WHAT YOU SHOULD DO →
Which lines contain the word "JSON"? Return each of them as written.
==================================================
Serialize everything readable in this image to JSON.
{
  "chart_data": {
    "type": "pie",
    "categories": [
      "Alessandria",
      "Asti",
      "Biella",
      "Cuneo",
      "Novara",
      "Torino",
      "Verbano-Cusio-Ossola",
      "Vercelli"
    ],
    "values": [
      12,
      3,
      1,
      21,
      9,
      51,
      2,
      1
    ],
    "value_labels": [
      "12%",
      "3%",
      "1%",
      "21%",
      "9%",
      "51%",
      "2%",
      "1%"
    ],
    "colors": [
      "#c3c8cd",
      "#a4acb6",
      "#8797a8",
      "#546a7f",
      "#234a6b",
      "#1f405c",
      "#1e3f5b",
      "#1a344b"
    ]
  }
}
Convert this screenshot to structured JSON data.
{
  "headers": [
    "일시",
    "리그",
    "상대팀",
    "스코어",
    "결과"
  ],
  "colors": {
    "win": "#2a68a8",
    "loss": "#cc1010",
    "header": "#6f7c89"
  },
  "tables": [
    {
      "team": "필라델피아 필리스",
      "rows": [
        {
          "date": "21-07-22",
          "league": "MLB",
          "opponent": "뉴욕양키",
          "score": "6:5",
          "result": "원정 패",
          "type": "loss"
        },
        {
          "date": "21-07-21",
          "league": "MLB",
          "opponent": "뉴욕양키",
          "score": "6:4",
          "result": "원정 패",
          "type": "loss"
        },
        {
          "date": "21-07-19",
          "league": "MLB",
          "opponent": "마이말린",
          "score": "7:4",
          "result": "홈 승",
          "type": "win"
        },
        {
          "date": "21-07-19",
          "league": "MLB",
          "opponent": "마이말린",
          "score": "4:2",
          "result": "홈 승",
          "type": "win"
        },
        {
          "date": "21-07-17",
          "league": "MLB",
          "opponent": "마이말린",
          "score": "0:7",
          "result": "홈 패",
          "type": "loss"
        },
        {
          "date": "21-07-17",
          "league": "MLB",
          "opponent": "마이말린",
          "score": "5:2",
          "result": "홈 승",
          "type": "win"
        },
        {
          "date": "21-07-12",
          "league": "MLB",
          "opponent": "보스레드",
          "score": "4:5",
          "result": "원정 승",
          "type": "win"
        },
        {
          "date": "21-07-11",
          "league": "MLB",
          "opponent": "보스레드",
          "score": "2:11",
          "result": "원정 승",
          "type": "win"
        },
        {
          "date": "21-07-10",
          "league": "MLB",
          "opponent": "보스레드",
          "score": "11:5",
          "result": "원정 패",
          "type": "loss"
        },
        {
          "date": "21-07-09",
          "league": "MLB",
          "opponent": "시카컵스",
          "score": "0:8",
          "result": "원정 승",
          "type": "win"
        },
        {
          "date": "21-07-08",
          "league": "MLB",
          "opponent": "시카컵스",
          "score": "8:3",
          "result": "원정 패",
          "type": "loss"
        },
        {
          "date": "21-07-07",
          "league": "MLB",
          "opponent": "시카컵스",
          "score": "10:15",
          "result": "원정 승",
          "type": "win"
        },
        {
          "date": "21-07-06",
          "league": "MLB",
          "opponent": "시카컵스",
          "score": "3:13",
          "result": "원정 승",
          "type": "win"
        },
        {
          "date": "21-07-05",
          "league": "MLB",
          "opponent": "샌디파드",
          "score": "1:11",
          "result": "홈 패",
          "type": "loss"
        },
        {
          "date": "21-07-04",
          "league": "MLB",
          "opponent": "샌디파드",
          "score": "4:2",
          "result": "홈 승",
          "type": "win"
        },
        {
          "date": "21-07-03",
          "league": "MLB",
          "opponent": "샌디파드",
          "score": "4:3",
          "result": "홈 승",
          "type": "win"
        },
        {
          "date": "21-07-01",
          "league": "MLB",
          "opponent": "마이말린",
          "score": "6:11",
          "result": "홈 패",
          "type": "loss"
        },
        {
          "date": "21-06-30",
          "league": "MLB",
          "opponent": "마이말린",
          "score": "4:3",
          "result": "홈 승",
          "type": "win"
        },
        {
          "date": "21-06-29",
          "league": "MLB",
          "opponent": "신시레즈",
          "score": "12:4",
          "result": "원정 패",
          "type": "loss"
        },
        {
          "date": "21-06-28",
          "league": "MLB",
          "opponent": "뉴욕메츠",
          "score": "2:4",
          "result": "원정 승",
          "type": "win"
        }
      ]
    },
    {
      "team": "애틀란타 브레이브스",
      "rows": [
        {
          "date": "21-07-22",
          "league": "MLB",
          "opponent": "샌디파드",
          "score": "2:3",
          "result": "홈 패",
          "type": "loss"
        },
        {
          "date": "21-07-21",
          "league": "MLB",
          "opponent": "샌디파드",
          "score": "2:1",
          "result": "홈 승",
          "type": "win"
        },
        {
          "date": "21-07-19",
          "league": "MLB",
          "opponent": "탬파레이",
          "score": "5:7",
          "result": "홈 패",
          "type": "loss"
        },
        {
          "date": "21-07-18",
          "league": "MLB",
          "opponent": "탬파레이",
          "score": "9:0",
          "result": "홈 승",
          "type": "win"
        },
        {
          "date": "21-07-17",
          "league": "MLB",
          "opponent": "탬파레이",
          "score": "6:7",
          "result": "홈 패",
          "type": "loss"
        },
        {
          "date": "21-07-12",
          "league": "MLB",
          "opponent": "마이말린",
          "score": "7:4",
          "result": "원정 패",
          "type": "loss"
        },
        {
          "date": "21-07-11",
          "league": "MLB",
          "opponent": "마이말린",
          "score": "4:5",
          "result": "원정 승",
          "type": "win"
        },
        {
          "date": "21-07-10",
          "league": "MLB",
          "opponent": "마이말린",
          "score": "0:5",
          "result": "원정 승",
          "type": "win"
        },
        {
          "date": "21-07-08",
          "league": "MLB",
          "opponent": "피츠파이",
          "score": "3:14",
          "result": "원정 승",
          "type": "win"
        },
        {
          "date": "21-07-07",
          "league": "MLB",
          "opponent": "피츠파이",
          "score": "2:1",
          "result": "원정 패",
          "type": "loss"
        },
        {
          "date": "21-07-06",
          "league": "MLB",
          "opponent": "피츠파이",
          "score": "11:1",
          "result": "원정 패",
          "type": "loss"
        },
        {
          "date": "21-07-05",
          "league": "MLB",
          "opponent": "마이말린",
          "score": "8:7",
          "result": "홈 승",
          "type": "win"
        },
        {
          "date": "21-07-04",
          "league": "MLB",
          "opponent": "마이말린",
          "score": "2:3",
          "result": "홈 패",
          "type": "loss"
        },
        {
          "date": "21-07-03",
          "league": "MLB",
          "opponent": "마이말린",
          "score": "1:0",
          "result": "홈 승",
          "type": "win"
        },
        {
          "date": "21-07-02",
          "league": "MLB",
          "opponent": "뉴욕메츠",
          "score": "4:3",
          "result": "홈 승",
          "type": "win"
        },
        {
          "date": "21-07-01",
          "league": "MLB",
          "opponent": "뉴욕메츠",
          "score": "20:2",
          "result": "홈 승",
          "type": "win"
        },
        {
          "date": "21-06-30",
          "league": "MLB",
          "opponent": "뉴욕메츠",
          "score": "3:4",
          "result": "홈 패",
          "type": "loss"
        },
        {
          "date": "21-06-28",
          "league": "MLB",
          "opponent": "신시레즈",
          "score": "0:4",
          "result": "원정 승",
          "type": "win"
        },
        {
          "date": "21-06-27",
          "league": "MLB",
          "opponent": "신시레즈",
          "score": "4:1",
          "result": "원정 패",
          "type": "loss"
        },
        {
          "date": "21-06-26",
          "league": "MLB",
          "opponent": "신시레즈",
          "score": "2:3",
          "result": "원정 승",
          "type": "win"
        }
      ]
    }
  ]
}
==================================================
WORKED SOLUTION →
Serialize everything readable in this image to JSON.
Convert this screenshot to structured JSON data.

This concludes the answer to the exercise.